_Task requirements_. Set down each record below precisely, skipping the pictures.

start Supplied information

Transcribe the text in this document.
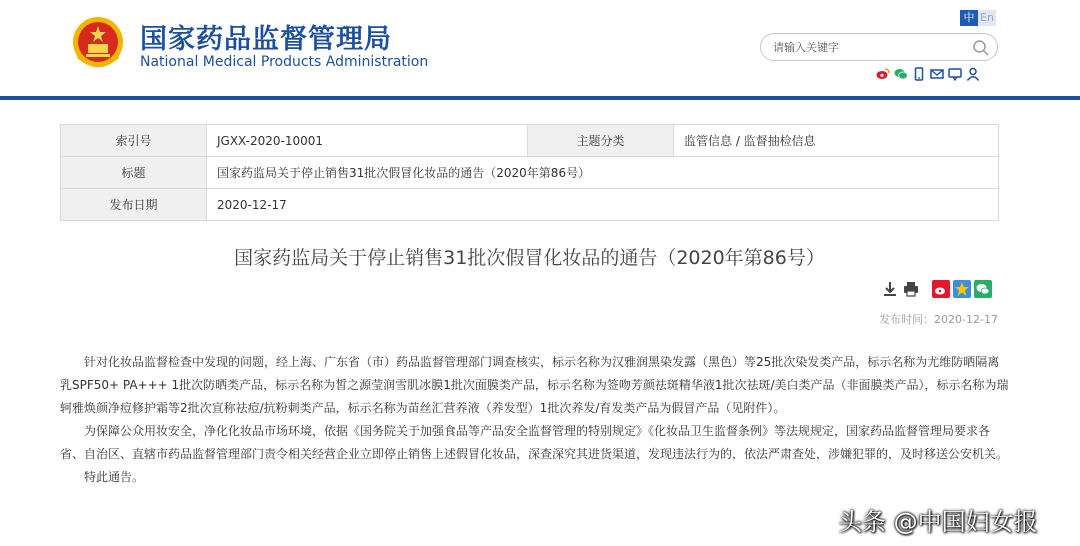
国家药品监督管理局
National Medical Products Administration
中 En
请输入关键字
索引号	JGXX-2020-10001	主题分类	监管信息 / 监督抽检信息
标题	国家药监局关于停止销售31批次假冒化妆品的通告（2020年第86号）		
发布日期	2020-12-17		
国家药监局关于停止销售31批次假冒化妆品的通告（2020年第86号）
发布时间：2020-12-17

针对化妆品监督检查中发现的问题，经上海、广东省（市）药品监督管理部门调查核实，标示名称为汉雅润黑染发露（黑色）等25批次染发类产品，标示名称为尤维防晒隔离乳SPF50+ PA+++ 1批次防晒类产品，标示名称为皙之源莹润雪肌冰膜1批次面膜类产品，标示名称为签吻芳颜祛斑精华液1批次祛斑/美白类产品（非面膜类产品），标示名称为瑞轲雅焕颜净痘修护霜等2批次宣称祛痘/抗粉刺类产品，标示名称为苗丝汇营养液（养发型）1批次养发/育发类产品为假冒产品（见附件）。

为保障公众用妆安全，净化化妆品市场环境，依据《国务院关于加强食品等产品安全监督管理的特别规定》《化妆品卫生监督条例》等法规规定，国家药品监督管理局要求各省、自治区、直辖市药品监督管理部门责令相关经营企业立即停止销售上述假冒化妆品，深查深究其进货渠道，发现违法行为的，依法严肃查处，涉嫌犯罪的，及时移送公安机关。

特此通告。

头条 @中国妇女报
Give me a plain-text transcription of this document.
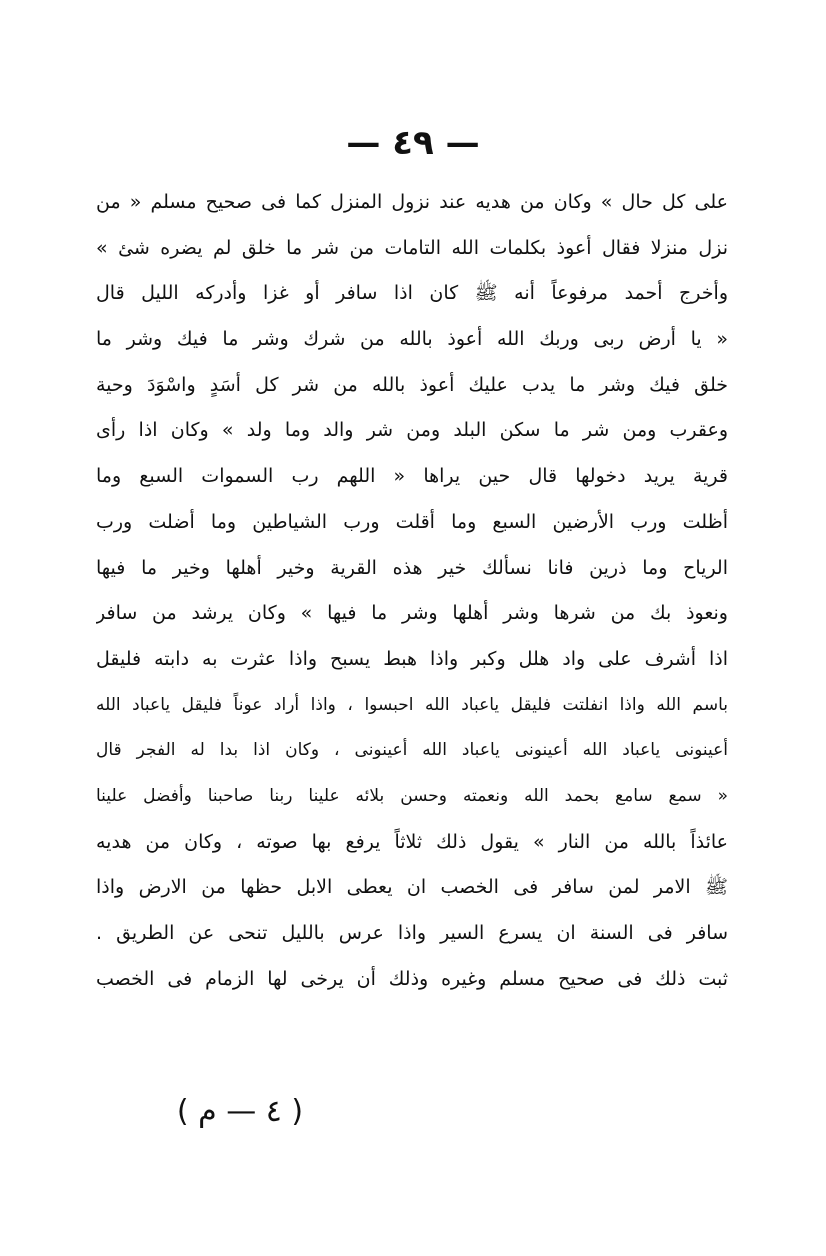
— ٤٩ —
على كل حال » وكان من هديه عند نزول المنزل كما فى صحيح مسلم « من
نزل منزلا فقال أعوذ بكلمات الله التامات من شر ما خلق لم يضره شئ »
وأخرج أحمد مرفوعاً أنه ﷺ كان اذا سافر أو غزا وأدركه الليل قال
« يا أرض ربى وربك الله أعوذ بالله من شرك وشر ما فيك وشر ما
خلق فيك وشر ما يدب عليك أعوذ بالله من شر كل أسَدٍ واسْوَدَ وحية
وعقرب ومن شر ما سكن البلد ومن شر والد وما ولد » وكان اذا رأى
قرية يريد دخولها قال حين يراها « اللهم رب السموات السبع وما
أظلت ورب الأرضين السبع وما أقلت ورب الشياطين وما أضلت ورب
الرياح وما ذرين فانا نسألك خير هذه القرية وخير أهلها وخير ما فيها
ونعوذ بك من شرها وشر أهلها وشر ما فيها » وكان يرشد من سافر
اذا أشرف على واد هلل وكبر واذا هبط يسبح واذا عثرت به دابته فليقل
باسم الله واذا انفلتت فليقل ياعباد الله احبسوا ، واذا أراد عوناً فليقل ياعباد الله
أعينونى ياعباد الله أعينونى ياعباد الله أعينونى ، وكان اذا بدا له الفجر قال
« سمع سامع بحمد الله ونعمته وحسن بلائه علينا ربنا صاحبنا وأفضل علينا
عائذاً بالله من النار » يقول ذلك ثلاثاً يرفع بها صوته ، وكان من هديه
ﷺ الامر لمن سافر فى الخصب ان يعطى الابل حظها من الارض واذا
سافر فى السنة ان يسرع السير واذا عرس بالليل تنحى عن الطريق .
ثبت ذلك فى صحيح مسلم وغيره وذلك أن يرخى لها الزمام فى الخصب
( ٤ — م )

end Supplied information

_Task response_.
Transcribe the text in this document.
国家药品监督管理局
National Medical Products Administration
中 En
请输入关键字
索引号	JGXX-2020-10001	主题分类	监管信息 / 监督抽检信息
标题	国家药监局关于停止销售31批次假冒化妆品的通告（2020年第86号）		
发布日期	2020-12-17		
国家药监局关于停止销售31批次假冒化妆品的通告（2020年第86号）
发布时间：2020-12-17

针对化妆品监督检查中发现的问题，经上海、广东省（市）药品监督管理部门调查核实，标示名称为汉雅润黑染发露（黑色）等25批次染发类产品，标示名称为尤维防晒隔离乳SPF50+ PA+++ 1批次防晒类产品，标示名称为皙之源莹润雪肌冰膜1批次面膜类产品，标示名称为签吻芳颜祛斑精华液1批次祛斑/美白类产品（非面膜类产品），标示名称为瑞轲雅焕颜净痘修护霜等2批次宣称祛痘/抗粉刺类产品，标示名称为苗丝汇营养液（养发型）1批次养发/育发类产品为假冒产品（见附件）。

为保障公众用妆安全，净化化妆品市场环境，依据《国务院关于加强食品等产品安全监督管理的特别规定》《化妆品卫生监督条例》等法规规定，国家药品监督管理局要求各省、自治区、直辖市药品监督管理部门责令相关经营企业立即停止销售上述假冒化妆品，深查深究其进货渠道，发现违法行为的，依法严肃查处，涉嫌犯罪的，及时移送公安机关。

特此通告。

头条 @中国妇女报
Give me a plain-text transcription of this document.
— ٤٩ —
على كل حال » وكان من هديه عند نزول المنزل كما فى صحيح مسلم « من
نزل منزلا فقال أعوذ بكلمات الله التامات من شر ما خلق لم يضره شئ »
وأخرج أحمد مرفوعاً أنه ﷺ كان اذا سافر أو غزا وأدركه الليل قال
« يا أرض ربى وربك الله أعوذ بالله من شرك وشر ما فيك وشر ما
خلق فيك وشر ما يدب عليك أعوذ بالله من شر كل أسَدٍ واسْوَدَ وحية
وعقرب ومن شر ما سكن البلد ومن شر والد وما ولد » وكان اذا رأى
قرية يريد دخولها قال حين يراها « اللهم رب السموات السبع وما
أظلت ورب الأرضين السبع وما أقلت ورب الشياطين وما أضلت ورب
الرياح وما ذرين فانا نسألك خير هذه القرية وخير أهلها وخير ما فيها
ونعوذ بك من شرها وشر أهلها وشر ما فيها » وكان يرشد من سافر
اذا أشرف على واد هلل وكبر واذا هبط يسبح واذا عثرت به دابته فليقل
باسم الله واذا انفلتت فليقل ياعباد الله احبسوا ، واذا أراد عوناً فليقل ياعباد الله
أعينونى ياعباد الله أعينونى ياعباد الله أعينونى ، وكان اذا بدا له الفجر قال
« سمع سامع بحمد الله ونعمته وحسن بلائه علينا ربنا صاحبنا وأفضل علينا
عائذاً بالله من النار » يقول ذلك ثلاثاً يرفع بها صوته ، وكان من هديه
ﷺ الامر لمن سافر فى الخصب ان يعطى الابل حظها من الارض واذا
سافر فى السنة ان يسرع السير واذا عرس بالليل تنحى عن الطريق .
ثبت ذلك فى صحيح مسلم وغيره وذلك أن يرخى لها الزمام فى الخصب
( ٤ — م )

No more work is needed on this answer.